____ The data
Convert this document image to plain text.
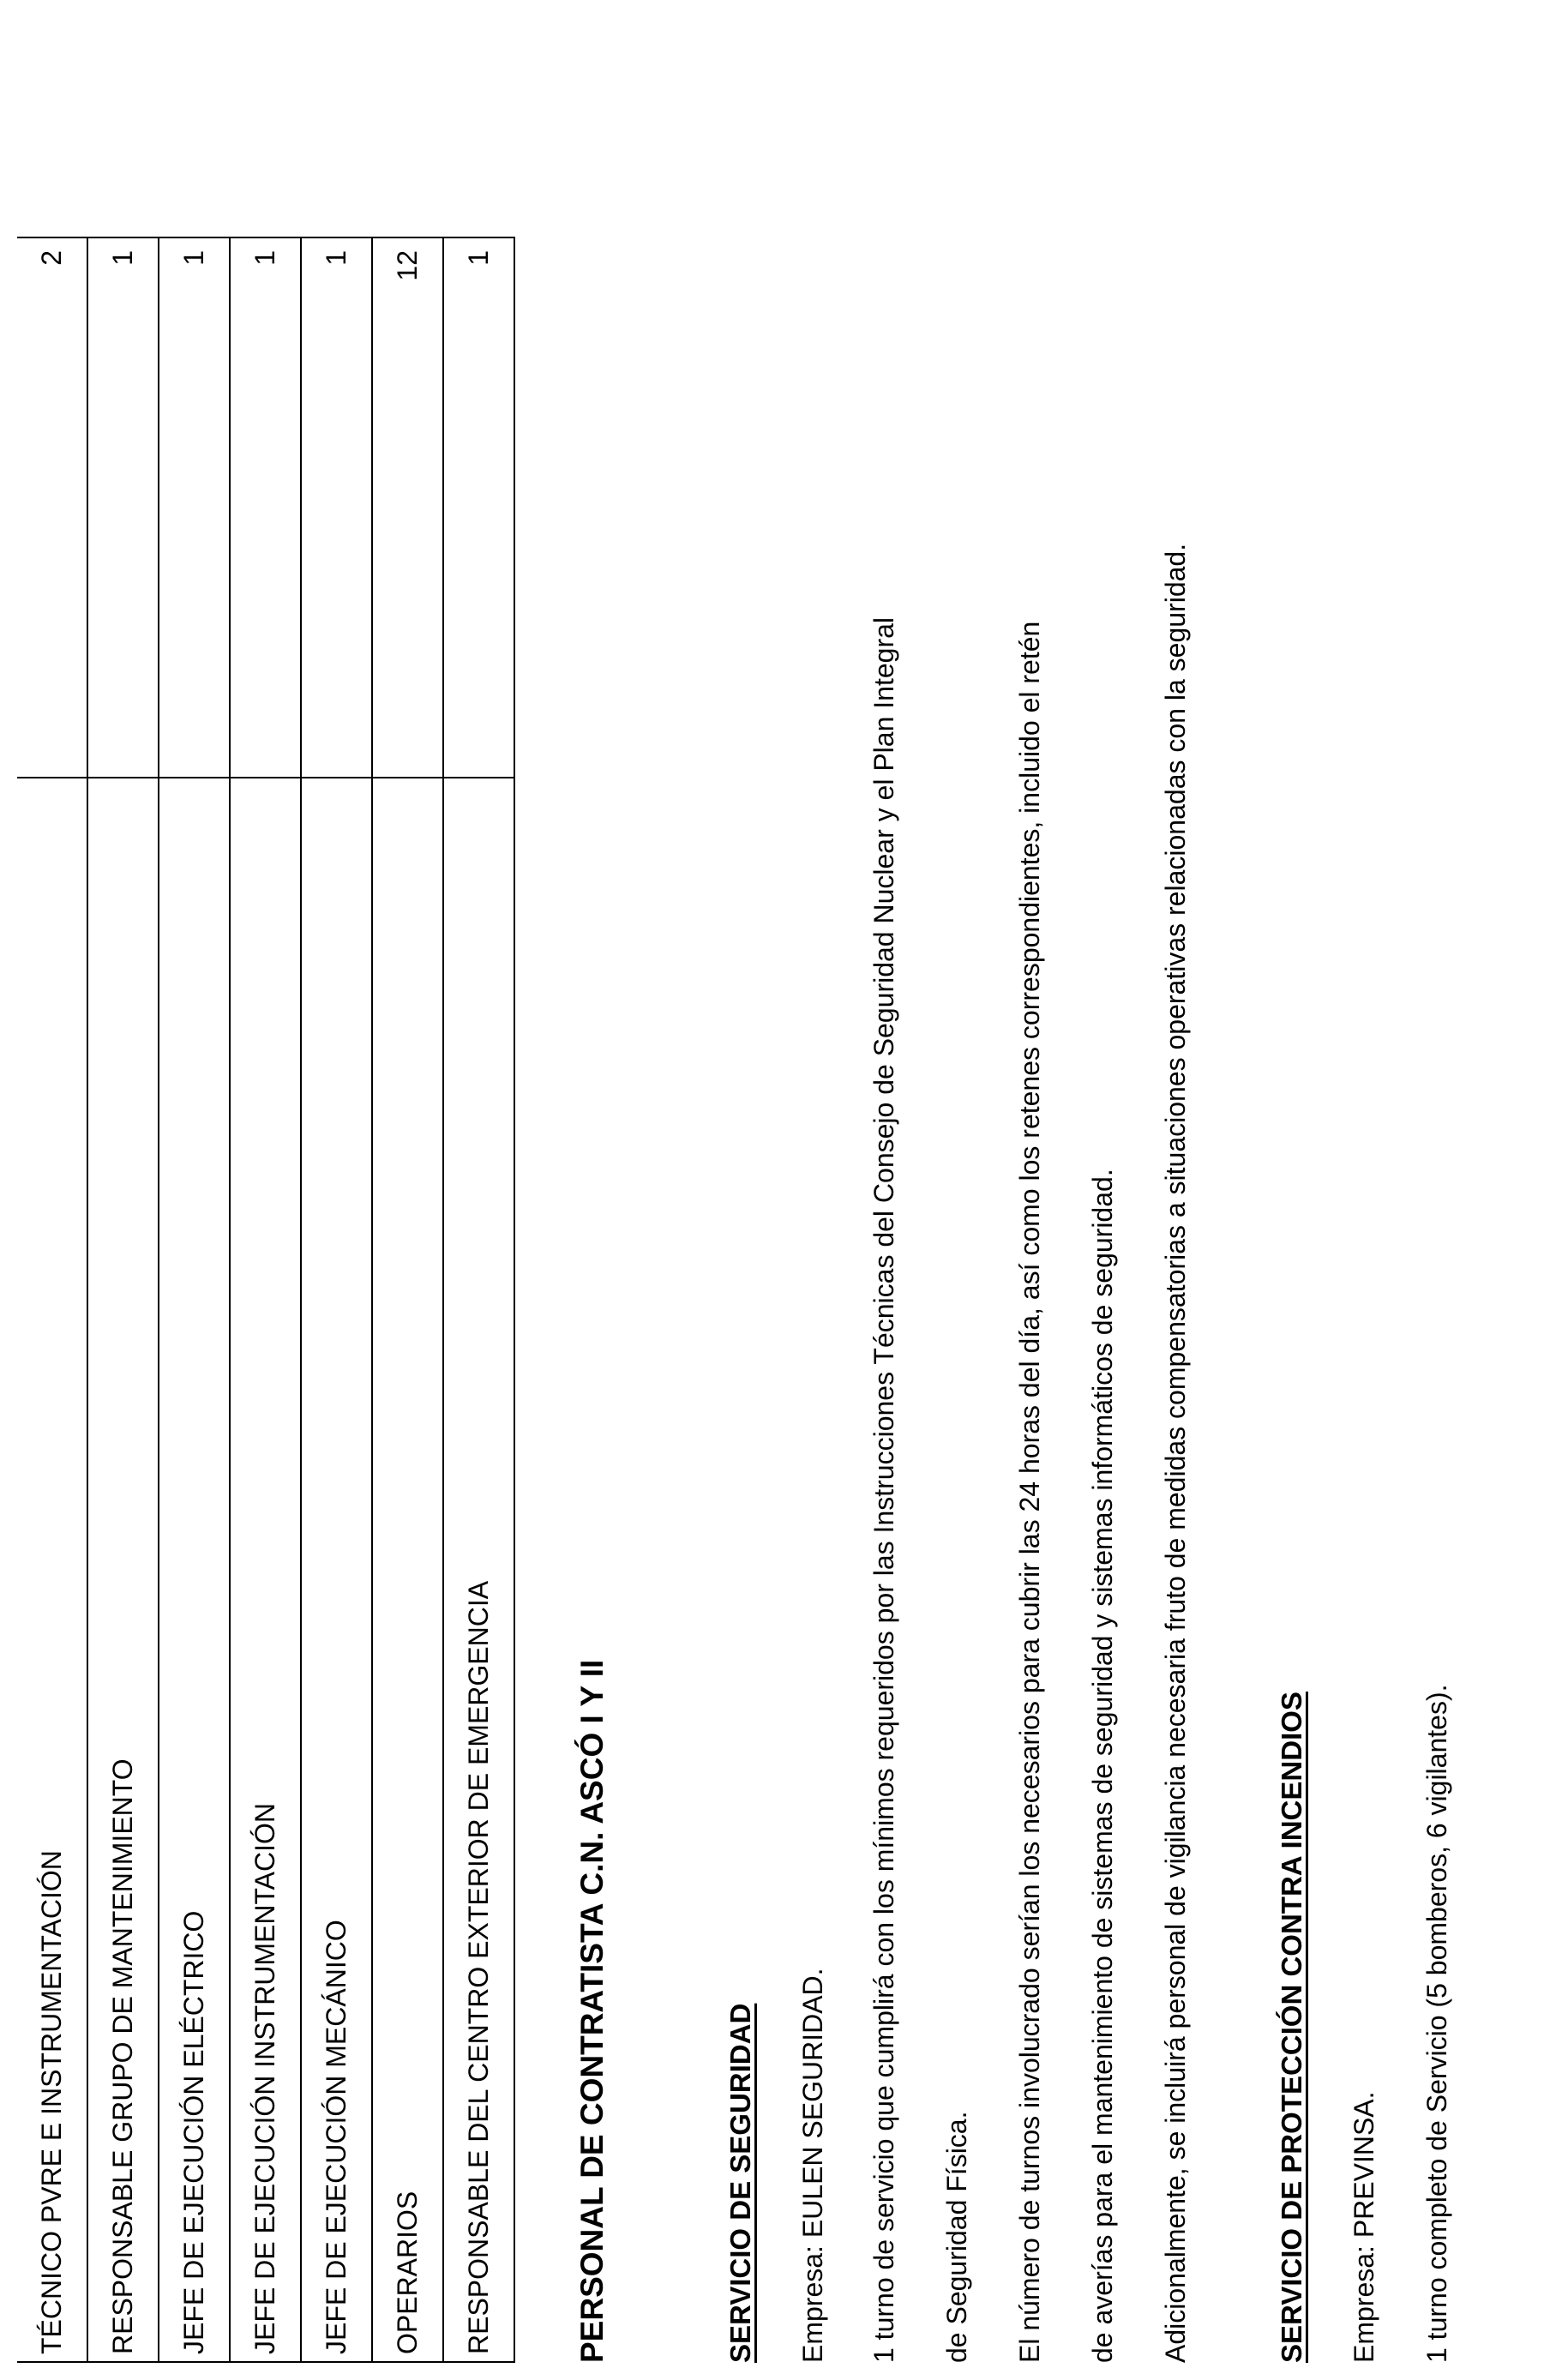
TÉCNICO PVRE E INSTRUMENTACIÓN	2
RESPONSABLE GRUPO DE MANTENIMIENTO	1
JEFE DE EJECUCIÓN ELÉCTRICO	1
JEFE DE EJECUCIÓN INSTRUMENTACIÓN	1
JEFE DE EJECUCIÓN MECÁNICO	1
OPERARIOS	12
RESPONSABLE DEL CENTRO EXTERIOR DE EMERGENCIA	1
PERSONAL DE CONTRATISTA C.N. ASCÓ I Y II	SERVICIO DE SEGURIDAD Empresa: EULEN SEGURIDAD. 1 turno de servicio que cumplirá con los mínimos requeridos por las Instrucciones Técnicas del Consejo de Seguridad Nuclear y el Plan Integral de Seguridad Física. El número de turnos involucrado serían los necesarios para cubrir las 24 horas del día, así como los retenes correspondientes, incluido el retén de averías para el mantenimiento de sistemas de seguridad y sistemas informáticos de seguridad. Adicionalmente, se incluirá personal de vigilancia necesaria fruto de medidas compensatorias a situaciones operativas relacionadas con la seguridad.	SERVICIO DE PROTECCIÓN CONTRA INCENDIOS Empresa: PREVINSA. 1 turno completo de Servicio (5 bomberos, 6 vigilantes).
________
____ The data
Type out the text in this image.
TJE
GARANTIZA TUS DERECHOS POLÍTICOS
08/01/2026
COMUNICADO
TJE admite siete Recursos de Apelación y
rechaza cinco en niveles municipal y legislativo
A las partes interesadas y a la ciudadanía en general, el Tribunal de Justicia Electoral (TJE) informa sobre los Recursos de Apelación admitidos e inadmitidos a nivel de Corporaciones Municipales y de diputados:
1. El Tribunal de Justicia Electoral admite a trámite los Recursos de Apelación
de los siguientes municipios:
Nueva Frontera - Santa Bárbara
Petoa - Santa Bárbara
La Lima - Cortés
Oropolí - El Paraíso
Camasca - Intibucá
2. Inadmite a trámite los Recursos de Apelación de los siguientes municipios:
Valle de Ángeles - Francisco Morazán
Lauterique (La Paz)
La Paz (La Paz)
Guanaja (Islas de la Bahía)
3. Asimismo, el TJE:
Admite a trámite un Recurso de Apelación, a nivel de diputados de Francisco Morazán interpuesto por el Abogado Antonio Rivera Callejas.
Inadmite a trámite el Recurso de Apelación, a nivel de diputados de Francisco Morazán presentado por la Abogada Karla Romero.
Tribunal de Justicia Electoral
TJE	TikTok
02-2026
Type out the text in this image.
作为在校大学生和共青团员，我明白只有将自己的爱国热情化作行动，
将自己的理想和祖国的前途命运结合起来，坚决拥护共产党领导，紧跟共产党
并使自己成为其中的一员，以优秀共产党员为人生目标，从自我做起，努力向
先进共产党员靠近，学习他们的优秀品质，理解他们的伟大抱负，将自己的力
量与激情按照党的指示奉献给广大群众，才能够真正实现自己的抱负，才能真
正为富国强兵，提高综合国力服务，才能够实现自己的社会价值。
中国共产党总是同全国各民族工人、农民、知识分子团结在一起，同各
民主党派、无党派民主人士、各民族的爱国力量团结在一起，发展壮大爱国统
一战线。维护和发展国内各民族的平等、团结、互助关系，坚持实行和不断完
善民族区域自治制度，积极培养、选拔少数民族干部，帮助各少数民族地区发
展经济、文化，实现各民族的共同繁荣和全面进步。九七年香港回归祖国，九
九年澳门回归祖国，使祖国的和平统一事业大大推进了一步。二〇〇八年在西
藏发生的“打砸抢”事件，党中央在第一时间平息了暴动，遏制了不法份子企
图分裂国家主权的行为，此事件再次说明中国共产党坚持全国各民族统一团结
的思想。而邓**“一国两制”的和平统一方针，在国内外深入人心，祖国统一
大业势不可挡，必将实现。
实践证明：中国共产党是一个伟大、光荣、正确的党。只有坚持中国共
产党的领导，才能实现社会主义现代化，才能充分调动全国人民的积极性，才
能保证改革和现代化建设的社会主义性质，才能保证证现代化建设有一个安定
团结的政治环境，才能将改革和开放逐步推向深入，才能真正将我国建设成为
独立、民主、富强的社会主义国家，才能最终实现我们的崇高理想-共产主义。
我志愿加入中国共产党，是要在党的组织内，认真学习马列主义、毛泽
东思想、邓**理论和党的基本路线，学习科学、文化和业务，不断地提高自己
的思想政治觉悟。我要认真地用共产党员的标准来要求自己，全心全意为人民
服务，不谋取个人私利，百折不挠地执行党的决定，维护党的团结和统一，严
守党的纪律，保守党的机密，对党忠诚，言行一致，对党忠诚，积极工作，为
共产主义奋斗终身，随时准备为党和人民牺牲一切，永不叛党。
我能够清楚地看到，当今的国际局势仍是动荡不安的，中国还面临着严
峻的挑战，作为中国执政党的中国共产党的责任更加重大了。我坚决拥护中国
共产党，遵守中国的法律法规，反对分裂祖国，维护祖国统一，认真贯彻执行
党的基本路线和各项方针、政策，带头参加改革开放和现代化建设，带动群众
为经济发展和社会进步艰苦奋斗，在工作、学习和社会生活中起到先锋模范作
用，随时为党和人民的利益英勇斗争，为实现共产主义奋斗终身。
________
**Work required:**
From the entries above, copy each line holding "JEFE".

**Solution:**
JEFE DE EJECUCIÓN ELÉCTRICO	1
JEFE DE EJECUCIÓN INSTRUMENTACIÓN	1
JEFE DE EJECUCIÓN MECÁNICO	1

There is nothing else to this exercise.